## begin

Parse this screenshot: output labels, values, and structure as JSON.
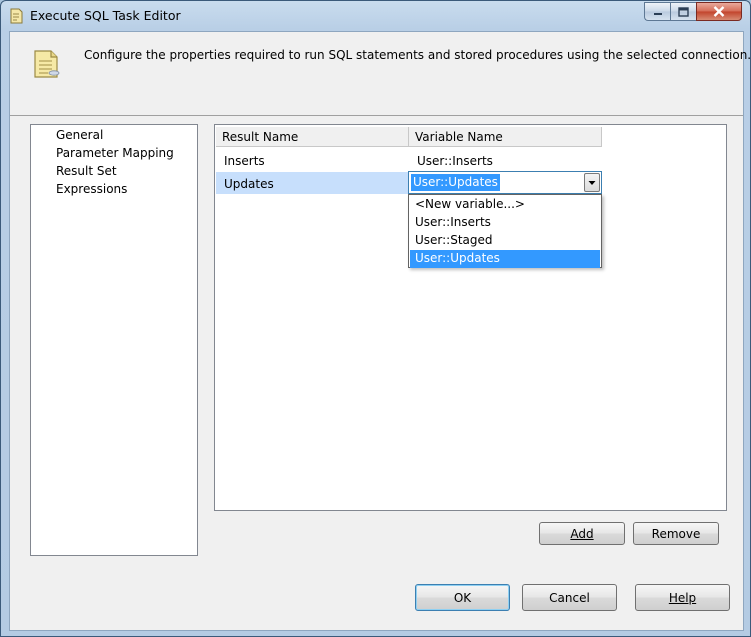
{
  "window": {
    "title": "Execute SQL Task Editor"
  },
  "header": {
    "description": "Configure the properties required to run SQL statements and stored procedures using the selected connection."
  },
  "nav": {
    "items": [
      "General",
      "Parameter Mapping",
      "Result Set",
      "Expressions"
    ],
    "selected": "Result Set"
  },
  "grid": {
    "columns": [
      "Result Name",
      "Variable Name"
    ],
    "rows": [
      {
        "result_name": "Inserts",
        "variable_name": "User::Inserts"
      },
      {
        "result_name": "Updates",
        "variable_name": "User::Updates"
      }
    ],
    "selected_row": "Updates"
  },
  "dropdown": {
    "current_value": "User::Updates",
    "options": [
      "<New variable...>",
      "User::Inserts",
      "User::Staged",
      "User::Updates"
    ],
    "highlighted": "User::Updates"
  },
  "buttons": {
    "add": "Add",
    "remove": "Remove",
    "ok": "OK",
    "cancel": "Cancel",
    "help": "Help"
  },
  "colors": {
    "selection": "#3399ff",
    "row_highlight": "#c7dffc",
    "title_bar": "#b9cfe6",
    "close_button": "#c2432b"
  },
  "icons": {
    "title": "sql-task-icon",
    "header": "sql-task-large-icon",
    "minimize": "minimize-icon",
    "maximize": "maximize-icon",
    "close": "close-icon",
    "combo": "chevron-down-icon"
  }
}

## end

*DO THIS:* Return the lines of the records that include the string "Updates".

*FULL SOLUTION:*
        "result_name": "Updates",
        "variable_name": "User::Updates"
    "selected_row": "Updates"
    "current_value": "User::Updates",
      "User::Updates"
    "highlighted": "User::Updates"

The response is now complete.